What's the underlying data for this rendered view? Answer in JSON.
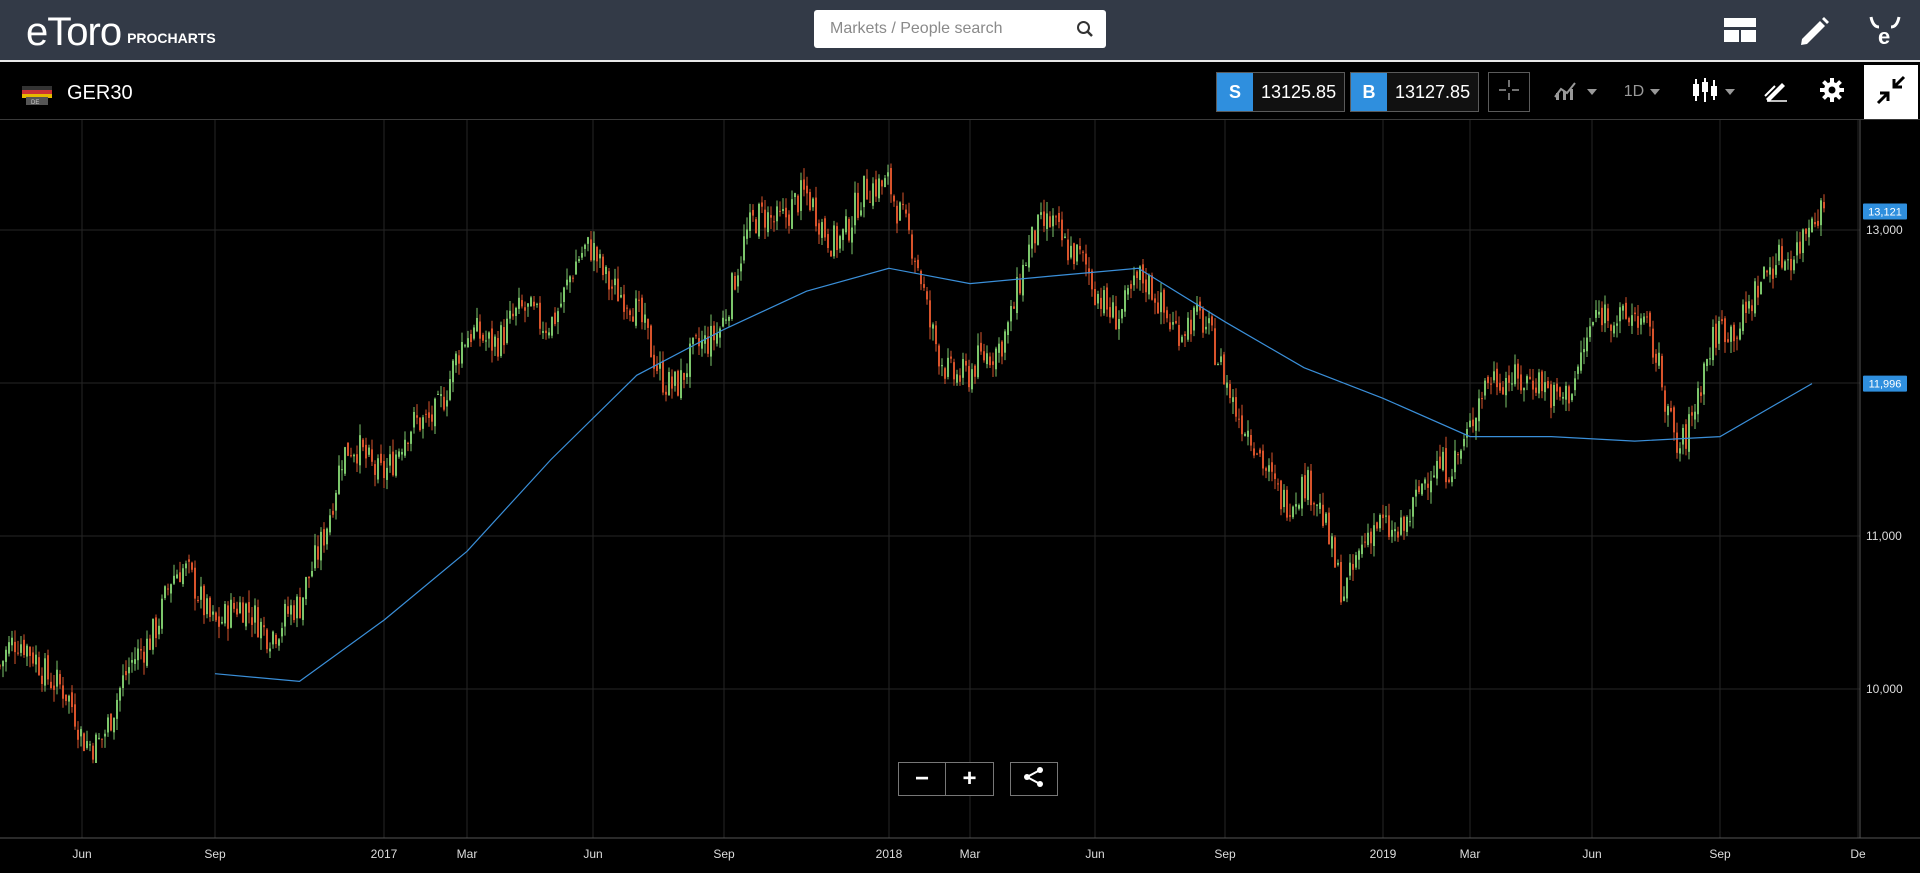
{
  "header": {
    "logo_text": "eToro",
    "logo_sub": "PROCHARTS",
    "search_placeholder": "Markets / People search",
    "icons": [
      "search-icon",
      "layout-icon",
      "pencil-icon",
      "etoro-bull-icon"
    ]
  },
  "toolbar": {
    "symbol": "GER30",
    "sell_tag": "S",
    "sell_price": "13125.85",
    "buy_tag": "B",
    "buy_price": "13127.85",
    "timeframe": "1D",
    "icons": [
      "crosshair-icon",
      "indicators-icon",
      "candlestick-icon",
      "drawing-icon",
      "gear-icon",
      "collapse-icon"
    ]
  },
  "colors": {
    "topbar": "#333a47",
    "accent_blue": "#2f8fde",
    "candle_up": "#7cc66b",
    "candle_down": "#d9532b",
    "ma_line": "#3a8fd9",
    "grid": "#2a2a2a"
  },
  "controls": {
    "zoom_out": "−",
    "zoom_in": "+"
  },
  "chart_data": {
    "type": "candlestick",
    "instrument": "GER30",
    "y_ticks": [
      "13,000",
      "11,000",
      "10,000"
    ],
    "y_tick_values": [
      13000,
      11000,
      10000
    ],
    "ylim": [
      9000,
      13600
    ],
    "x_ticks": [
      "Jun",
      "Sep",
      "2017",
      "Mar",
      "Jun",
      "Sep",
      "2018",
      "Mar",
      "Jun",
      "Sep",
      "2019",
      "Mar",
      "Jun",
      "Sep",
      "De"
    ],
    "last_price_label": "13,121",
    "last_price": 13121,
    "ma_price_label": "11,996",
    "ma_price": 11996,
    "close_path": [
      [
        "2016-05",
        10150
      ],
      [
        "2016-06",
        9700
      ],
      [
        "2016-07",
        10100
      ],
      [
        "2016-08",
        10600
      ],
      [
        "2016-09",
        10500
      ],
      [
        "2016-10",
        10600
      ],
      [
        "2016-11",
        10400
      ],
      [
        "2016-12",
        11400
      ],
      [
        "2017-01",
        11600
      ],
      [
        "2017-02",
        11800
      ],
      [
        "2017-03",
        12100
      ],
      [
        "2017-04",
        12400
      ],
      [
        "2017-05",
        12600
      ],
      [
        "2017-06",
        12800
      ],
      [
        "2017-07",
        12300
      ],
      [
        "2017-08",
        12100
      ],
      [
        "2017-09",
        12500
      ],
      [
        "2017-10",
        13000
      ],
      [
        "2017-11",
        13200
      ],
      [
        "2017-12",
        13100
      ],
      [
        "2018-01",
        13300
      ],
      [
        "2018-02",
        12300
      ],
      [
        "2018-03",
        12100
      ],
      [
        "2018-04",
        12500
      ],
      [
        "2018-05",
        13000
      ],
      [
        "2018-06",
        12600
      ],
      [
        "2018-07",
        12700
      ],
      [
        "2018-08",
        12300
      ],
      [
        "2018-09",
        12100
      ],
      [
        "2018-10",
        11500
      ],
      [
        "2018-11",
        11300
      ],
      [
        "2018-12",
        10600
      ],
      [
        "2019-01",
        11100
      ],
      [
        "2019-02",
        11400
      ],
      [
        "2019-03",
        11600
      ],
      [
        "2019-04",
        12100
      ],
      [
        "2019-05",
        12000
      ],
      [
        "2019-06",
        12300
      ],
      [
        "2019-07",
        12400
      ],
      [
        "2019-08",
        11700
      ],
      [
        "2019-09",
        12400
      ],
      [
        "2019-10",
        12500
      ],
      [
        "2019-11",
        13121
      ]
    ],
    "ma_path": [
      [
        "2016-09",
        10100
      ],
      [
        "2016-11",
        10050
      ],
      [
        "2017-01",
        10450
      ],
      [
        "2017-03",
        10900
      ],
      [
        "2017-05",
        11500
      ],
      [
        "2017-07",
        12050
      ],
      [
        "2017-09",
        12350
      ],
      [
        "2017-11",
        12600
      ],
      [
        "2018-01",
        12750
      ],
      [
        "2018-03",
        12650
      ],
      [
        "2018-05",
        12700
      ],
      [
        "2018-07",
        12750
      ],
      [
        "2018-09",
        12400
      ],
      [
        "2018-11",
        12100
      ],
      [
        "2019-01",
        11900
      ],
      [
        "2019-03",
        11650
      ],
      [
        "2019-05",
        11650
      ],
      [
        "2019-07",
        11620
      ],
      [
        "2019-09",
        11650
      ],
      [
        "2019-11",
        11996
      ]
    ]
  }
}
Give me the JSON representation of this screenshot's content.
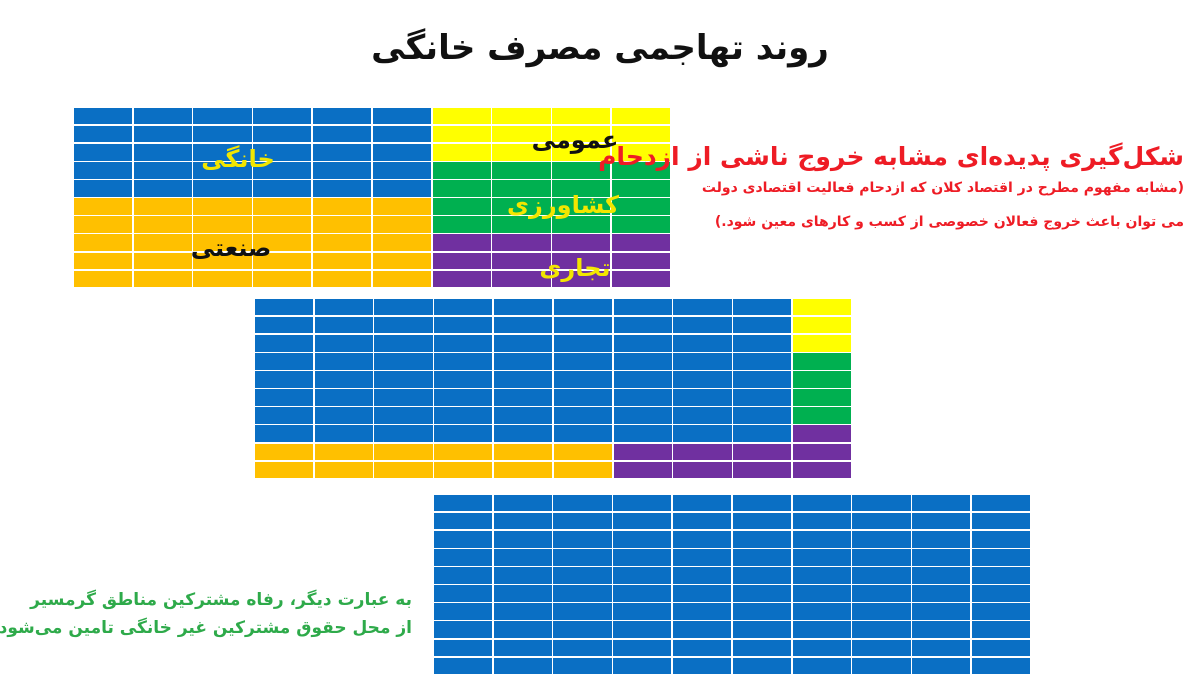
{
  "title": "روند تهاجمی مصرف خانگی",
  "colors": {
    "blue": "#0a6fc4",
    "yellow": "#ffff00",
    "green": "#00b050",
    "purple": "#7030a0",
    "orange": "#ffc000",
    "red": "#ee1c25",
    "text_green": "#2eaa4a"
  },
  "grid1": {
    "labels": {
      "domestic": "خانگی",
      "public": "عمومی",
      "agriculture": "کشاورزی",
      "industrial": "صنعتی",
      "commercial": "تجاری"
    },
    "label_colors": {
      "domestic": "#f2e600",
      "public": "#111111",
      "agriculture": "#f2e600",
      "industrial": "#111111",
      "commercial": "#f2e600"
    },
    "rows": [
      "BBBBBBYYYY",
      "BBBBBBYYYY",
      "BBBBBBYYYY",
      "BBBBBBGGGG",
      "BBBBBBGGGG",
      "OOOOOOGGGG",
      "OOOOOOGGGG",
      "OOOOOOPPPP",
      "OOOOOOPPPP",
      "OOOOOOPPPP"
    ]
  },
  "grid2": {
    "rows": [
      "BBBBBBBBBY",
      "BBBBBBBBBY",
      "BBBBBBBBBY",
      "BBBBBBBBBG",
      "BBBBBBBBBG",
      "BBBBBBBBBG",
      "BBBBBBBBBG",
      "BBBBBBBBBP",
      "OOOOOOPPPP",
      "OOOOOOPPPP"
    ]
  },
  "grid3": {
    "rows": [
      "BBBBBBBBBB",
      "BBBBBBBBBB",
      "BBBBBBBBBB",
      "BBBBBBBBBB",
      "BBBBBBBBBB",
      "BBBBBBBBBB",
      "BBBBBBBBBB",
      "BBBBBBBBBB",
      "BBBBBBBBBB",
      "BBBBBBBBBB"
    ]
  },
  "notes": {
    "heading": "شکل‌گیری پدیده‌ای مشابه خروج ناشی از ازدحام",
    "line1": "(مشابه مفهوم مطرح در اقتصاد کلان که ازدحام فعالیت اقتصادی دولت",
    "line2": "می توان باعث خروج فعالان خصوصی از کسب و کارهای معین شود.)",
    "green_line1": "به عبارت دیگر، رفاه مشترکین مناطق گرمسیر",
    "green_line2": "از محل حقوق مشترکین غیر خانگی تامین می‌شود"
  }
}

◇ ◇ ◇

### SHORT PROBLEM
All records above are to be printed exactly, minus the pictures they contain.

### SOLUTION TO THIS PROBLEM
What's the underlying data for this rendered view? Answer in JSON.
{
  "header": {
    "logo_text": "eToro",
    "logo_sub": "PROCHARTS",
    "search_placeholder": "Markets / People search",
    "icons": [
      "search-icon",
      "layout-icon",
      "pencil-icon",
      "etoro-bull-icon"
    ]
  },
  "toolbar": {
    "symbol": "GER30",
    "sell_tag": "S",
    "sell_price": "13125.85",
    "buy_tag": "B",
    "buy_price": "13127.85",
    "timeframe": "1D",
    "icons": [
      "crosshair-icon",
      "indicators-icon",
      "candlestick-icon",
      "drawing-icon",
      "gear-icon",
      "collapse-icon"
    ]
  },
  "colors": {
    "topbar": "#333a47",
    "accent_blue": "#2f8fde",
    "candle_up": "#7cc66b",
    "candle_down": "#d9532b",
    "ma_line": "#3a8fd9",
    "grid": "#2a2a2a"
  },
  "controls": {
    "zoom_out": "−",
    "zoom_in": "+"
  },
  "chart_data": {
    "type": "candlestick",
    "instrument": "GER30",
    "y_ticks": [
      "13,000",
      "11,000",
      "10,000"
    ],
    "y_tick_values": [
      13000,
      11000,
      10000
    ],
    "ylim": [
      9000,
      13600
    ],
    "x_ticks": [
      "Jun",
      "Sep",
      "2017",
      "Mar",
      "Jun",
      "Sep",
      "2018",
      "Mar",
      "Jun",
      "Sep",
      "2019",
      "Mar",
      "Jun",
      "Sep",
      "De"
    ],
    "last_price_label": "13,121",
    "last_price": 13121,
    "ma_price_label": "11,996",
    "ma_price": 11996,
    "close_path": [
      [
        "2016-05",
        10150
      ],
      [
        "2016-06",
        9700
      ],
      [
        "2016-07",
        10100
      ],
      [
        "2016-08",
        10600
      ],
      [
        "2016-09",
        10500
      ],
      [
        "2016-10",
        10600
      ],
      [
        "2016-11",
        10400
      ],
      [
        "2016-12",
        11400
      ],
      [
        "2017-01",
        11600
      ],
      [
        "2017-02",
        11800
      ],
      [
        "2017-03",
        12100
      ],
      [
        "2017-04",
        12400
      ],
      [
        "2017-05",
        12600
      ],
      [
        "2017-06",
        12800
      ],
      [
        "2017-07",
        12300
      ],
      [
        "2017-08",
        12100
      ],
      [
        "2017-09",
        12500
      ],
      [
        "2017-10",
        13000
      ],
      [
        "2017-11",
        13200
      ],
      [
        "2017-12",
        13100
      ],
      [
        "2018-01",
        13300
      ],
      [
        "2018-02",
        12300
      ],
      [
        "2018-03",
        12100
      ],
      [
        "2018-04",
        12500
      ],
      [
        "2018-05",
        13000
      ],
      [
        "2018-06",
        12600
      ],
      [
        "2018-07",
        12700
      ],
      [
        "2018-08",
        12300
      ],
      [
        "2018-09",
        12100
      ],
      [
        "2018-10",
        11500
      ],
      [
        "2018-11",
        11300
      ],
      [
        "2018-12",
        10600
      ],
      [
        "2019-01",
        11100
      ],
      [
        "2019-02",
        11400
      ],
      [
        "2019-03",
        11600
      ],
      [
        "2019-04",
        12100
      ],
      [
        "2019-05",
        12000
      ],
      [
        "2019-06",
        12300
      ],
      [
        "2019-07",
        12400
      ],
      [
        "2019-08",
        11700
      ],
      [
        "2019-09",
        12400
      ],
      [
        "2019-10",
        12500
      ],
      [
        "2019-11",
        13121
      ]
    ],
    "ma_path": [
      [
        "2016-09",
        10100
      ],
      [
        "2016-11",
        10050
      ],
      [
        "2017-01",
        10450
      ],
      [
        "2017-03",
        10900
      ],
      [
        "2017-05",
        11500
      ],
      [
        "2017-07",
        12050
      ],
      [
        "2017-09",
        12350
      ],
      [
        "2017-11",
        12600
      ],
      [
        "2018-01",
        12750
      ],
      [
        "2018-03",
        12650
      ],
      [
        "2018-05",
        12700
      ],
      [
        "2018-07",
        12750
      ],
      [
        "2018-09",
        12400
      ],
      [
        "2018-11",
        12100
      ],
      [
        "2019-01",
        11900
      ],
      [
        "2019-03",
        11650
      ],
      [
        "2019-05",
        11650
      ],
      [
        "2019-07",
        11620
      ],
      [
        "2019-09",
        11650
      ],
      [
        "2019-11",
        11996
      ]
    ]
  }
}
Give me the JSON representation of this screenshot's content.
{
  "title": "روند تهاجمی مصرف خانگی",
  "colors": {
    "blue": "#0a6fc4",
    "yellow": "#ffff00",
    "green": "#00b050",
    "purple": "#7030a0",
    "orange": "#ffc000",
    "red": "#ee1c25",
    "text_green": "#2eaa4a"
  },
  "grid1": {
    "labels": {
      "domestic": "خانگی",
      "public": "عمومی",
      "agriculture": "کشاورزی",
      "industrial": "صنعتی",
      "commercial": "تجاری"
    },
    "label_colors": {
      "domestic": "#f2e600",
      "public": "#111111",
      "agriculture": "#f2e600",
      "industrial": "#111111",
      "commercial": "#f2e600"
    },
    "rows": [
      "BBBBBBYYYY",
      "BBBBBBYYYY",
      "BBBBBBYYYY",
      "BBBBBBGGGG",
      "BBBBBBGGGG",
      "OOOOOOGGGG",
      "OOOOOOGGGG",
      "OOOOOOPPPP",
      "OOOOOOPPPP",
      "OOOOOOPPPP"
    ]
  },
  "grid2": {
    "rows": [
      "BBBBBBBBBY",
      "BBBBBBBBBY",
      "BBBBBBBBBY",
      "BBBBBBBBBG",
      "BBBBBBBBBG",
      "BBBBBBBBBG",
      "BBBBBBBBBG",
      "BBBBBBBBBP",
      "OOOOOOPPPP",
      "OOOOOOPPPP"
    ]
  },
  "grid3": {
    "rows": [
      "BBBBBBBBBB",
      "BBBBBBBBBB",
      "BBBBBBBBBB",
      "BBBBBBBBBB",
      "BBBBBBBBBB",
      "BBBBBBBBBB",
      "BBBBBBBBBB",
      "BBBBBBBBBB",
      "BBBBBBBBBB",
      "BBBBBBBBBB"
    ]
  },
  "notes": {
    "heading": "شکل‌گیری پدیده‌ای مشابه خروج ناشی از ازدحام",
    "line1": "(مشابه مفهوم مطرح در اقتصاد کلان که ازدحام فعالیت اقتصادی دولت",
    "line2": "می توان باعث خروج فعالان خصوصی از کسب و کارهای معین شود.)",
    "green_line1": "به عبارت دیگر، رفاه مشترکین مناطق گرمسیر",
    "green_line2": "از محل حقوق مشترکین غیر خانگی تامین می‌شود"
  }
}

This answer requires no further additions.